Your objective →
Report all lines holding "Cristo".

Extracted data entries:

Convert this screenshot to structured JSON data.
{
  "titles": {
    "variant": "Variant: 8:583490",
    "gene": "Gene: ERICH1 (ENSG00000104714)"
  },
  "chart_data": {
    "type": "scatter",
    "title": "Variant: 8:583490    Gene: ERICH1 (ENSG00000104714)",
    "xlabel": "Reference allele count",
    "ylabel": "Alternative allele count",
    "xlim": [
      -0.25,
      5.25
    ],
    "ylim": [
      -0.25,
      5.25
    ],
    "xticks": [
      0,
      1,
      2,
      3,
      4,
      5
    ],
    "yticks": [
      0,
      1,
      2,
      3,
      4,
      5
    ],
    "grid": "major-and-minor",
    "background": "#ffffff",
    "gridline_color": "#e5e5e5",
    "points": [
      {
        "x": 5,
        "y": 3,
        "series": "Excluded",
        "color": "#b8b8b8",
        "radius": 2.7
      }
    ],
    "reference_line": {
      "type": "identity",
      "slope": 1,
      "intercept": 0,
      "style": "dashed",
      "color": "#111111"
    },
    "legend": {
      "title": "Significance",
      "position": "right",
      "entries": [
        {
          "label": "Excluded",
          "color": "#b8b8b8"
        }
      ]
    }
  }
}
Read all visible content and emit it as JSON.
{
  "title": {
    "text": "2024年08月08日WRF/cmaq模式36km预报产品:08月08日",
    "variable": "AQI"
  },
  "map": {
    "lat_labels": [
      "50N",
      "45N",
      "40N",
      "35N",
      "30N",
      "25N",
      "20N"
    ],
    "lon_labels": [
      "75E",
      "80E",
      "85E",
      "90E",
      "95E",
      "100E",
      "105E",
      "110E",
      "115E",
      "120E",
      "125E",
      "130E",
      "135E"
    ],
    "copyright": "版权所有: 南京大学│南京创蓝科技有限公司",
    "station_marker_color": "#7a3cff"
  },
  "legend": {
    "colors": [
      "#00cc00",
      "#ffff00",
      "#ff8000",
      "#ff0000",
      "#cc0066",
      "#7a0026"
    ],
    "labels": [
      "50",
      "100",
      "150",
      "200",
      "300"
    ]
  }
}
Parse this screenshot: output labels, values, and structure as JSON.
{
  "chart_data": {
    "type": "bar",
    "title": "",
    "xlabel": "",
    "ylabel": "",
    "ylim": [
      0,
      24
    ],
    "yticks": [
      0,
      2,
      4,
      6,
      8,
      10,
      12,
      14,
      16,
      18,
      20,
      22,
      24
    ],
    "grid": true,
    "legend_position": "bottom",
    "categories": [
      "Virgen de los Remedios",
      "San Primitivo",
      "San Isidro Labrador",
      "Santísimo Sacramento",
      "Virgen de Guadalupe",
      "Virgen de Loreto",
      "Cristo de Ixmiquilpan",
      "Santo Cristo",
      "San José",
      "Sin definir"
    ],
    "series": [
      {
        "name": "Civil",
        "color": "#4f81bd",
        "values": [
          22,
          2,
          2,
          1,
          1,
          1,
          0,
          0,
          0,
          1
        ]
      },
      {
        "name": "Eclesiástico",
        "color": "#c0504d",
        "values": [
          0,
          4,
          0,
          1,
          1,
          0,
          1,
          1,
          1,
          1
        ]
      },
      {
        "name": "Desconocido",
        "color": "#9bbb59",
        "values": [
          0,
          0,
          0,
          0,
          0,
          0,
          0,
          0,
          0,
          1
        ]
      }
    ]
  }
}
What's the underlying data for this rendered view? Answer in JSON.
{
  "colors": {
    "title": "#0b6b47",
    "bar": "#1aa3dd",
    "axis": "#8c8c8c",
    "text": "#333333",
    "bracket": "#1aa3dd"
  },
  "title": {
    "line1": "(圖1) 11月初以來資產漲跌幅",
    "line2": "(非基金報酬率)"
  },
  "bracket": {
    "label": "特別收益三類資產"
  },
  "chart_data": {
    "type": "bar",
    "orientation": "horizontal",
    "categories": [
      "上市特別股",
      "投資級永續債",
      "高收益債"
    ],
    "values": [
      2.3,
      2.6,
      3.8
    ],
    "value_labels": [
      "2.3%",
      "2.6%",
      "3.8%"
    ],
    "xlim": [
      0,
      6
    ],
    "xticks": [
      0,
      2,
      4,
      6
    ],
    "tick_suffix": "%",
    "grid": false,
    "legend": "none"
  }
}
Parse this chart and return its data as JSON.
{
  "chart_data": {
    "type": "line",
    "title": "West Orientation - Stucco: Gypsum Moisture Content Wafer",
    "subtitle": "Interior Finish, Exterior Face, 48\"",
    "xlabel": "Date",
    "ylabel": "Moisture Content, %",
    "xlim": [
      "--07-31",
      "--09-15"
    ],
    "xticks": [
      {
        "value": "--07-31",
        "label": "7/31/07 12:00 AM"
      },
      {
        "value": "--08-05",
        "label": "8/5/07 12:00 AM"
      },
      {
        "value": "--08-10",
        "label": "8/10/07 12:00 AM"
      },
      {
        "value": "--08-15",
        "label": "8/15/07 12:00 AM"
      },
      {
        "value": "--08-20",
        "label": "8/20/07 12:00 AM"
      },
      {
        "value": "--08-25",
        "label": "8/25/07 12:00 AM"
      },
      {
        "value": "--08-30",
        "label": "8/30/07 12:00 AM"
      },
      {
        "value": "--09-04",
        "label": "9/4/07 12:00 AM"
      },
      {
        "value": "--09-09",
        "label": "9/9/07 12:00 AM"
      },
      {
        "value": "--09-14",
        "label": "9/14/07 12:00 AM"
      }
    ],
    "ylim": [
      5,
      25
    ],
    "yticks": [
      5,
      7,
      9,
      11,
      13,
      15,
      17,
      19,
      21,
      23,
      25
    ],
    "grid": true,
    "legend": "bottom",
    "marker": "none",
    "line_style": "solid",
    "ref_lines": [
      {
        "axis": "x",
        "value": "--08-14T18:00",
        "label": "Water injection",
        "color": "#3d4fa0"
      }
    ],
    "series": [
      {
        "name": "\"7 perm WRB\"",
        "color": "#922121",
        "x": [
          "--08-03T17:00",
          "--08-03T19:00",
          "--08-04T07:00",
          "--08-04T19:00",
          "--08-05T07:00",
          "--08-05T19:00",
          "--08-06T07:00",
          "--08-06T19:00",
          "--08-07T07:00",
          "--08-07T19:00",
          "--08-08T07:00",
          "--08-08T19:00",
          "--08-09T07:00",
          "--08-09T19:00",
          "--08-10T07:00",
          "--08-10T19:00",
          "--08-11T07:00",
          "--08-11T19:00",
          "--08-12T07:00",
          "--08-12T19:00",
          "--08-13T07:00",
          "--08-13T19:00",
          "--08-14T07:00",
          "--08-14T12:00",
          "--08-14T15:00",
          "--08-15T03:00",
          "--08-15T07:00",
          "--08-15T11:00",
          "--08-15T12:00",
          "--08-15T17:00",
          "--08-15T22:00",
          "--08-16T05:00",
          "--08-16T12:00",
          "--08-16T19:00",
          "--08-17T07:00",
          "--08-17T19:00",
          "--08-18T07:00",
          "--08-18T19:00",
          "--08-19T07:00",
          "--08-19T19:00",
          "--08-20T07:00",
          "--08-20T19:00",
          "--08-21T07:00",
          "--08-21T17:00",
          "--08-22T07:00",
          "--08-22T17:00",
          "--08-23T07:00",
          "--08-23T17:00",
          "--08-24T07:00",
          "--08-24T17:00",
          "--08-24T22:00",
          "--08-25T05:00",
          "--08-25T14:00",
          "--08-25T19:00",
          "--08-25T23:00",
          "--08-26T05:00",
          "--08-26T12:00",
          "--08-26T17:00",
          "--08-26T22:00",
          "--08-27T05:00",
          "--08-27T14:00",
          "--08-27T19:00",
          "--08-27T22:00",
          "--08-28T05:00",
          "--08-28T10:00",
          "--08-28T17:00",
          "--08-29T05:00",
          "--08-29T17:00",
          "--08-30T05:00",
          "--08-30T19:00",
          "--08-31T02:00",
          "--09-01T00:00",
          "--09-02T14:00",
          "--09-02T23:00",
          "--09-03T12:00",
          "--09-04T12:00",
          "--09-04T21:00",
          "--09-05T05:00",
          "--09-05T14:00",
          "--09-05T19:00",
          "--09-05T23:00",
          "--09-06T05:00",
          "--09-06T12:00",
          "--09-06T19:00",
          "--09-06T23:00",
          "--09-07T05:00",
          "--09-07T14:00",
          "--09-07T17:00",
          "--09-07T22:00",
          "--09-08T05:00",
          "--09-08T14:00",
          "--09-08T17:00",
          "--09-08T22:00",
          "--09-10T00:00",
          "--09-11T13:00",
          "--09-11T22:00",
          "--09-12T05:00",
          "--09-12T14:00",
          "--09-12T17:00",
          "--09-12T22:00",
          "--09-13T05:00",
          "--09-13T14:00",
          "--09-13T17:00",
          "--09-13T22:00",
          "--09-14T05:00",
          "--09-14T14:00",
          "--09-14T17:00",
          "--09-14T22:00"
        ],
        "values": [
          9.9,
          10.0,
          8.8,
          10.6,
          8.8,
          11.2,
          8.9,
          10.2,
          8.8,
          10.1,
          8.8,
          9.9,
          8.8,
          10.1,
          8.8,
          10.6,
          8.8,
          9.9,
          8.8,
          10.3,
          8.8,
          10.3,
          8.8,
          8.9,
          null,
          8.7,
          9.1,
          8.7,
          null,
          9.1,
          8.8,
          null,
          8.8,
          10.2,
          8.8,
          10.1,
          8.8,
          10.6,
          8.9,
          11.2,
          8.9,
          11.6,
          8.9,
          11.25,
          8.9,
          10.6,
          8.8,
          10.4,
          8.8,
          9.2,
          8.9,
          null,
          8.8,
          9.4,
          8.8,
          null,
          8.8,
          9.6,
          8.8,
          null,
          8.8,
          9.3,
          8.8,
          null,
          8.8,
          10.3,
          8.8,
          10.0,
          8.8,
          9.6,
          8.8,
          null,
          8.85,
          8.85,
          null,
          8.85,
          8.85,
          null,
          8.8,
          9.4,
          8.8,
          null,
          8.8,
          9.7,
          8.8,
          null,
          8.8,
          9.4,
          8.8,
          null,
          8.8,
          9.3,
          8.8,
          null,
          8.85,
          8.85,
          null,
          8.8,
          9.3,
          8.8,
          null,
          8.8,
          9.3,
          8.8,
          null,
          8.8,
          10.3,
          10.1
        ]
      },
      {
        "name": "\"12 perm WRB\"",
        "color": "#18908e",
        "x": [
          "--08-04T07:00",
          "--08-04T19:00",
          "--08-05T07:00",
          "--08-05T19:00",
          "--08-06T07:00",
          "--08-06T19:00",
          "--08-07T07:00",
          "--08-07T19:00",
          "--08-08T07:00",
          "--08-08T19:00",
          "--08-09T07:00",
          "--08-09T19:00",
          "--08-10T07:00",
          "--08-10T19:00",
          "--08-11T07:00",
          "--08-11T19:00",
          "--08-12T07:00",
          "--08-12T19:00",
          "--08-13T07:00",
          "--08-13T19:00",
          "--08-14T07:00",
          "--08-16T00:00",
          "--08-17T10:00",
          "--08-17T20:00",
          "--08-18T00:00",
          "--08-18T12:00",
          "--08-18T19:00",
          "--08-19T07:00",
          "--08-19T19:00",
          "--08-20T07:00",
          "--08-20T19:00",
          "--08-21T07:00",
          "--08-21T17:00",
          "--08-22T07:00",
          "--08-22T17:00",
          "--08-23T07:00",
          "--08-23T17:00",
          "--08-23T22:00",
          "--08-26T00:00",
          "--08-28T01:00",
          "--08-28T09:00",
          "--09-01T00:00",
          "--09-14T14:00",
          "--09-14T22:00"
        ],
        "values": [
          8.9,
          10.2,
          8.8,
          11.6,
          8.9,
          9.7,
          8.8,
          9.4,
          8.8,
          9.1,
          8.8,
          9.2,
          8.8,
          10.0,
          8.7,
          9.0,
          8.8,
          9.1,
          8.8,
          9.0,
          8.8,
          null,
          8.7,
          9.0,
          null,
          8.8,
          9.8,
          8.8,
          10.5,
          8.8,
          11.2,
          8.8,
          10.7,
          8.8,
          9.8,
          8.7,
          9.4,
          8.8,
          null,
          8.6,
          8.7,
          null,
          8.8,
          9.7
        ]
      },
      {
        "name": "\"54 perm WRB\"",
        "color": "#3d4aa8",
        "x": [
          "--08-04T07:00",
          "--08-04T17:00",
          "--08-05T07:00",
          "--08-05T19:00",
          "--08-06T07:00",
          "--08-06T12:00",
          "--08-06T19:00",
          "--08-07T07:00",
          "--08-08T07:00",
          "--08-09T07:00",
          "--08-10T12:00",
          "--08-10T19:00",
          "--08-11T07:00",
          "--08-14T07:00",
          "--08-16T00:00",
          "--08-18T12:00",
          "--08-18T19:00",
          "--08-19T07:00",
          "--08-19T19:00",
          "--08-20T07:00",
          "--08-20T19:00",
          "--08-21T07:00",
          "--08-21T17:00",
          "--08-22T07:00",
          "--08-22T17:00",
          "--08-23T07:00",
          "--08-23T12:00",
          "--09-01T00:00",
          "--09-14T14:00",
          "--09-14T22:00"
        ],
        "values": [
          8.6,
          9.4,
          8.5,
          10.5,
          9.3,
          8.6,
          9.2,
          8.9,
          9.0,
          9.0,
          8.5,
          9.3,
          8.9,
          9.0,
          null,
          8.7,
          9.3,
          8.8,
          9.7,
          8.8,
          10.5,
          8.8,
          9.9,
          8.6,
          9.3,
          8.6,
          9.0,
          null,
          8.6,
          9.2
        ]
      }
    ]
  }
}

Result for this task →
      "Cristo de Ixmiquilpan",
      "Santo Cristo",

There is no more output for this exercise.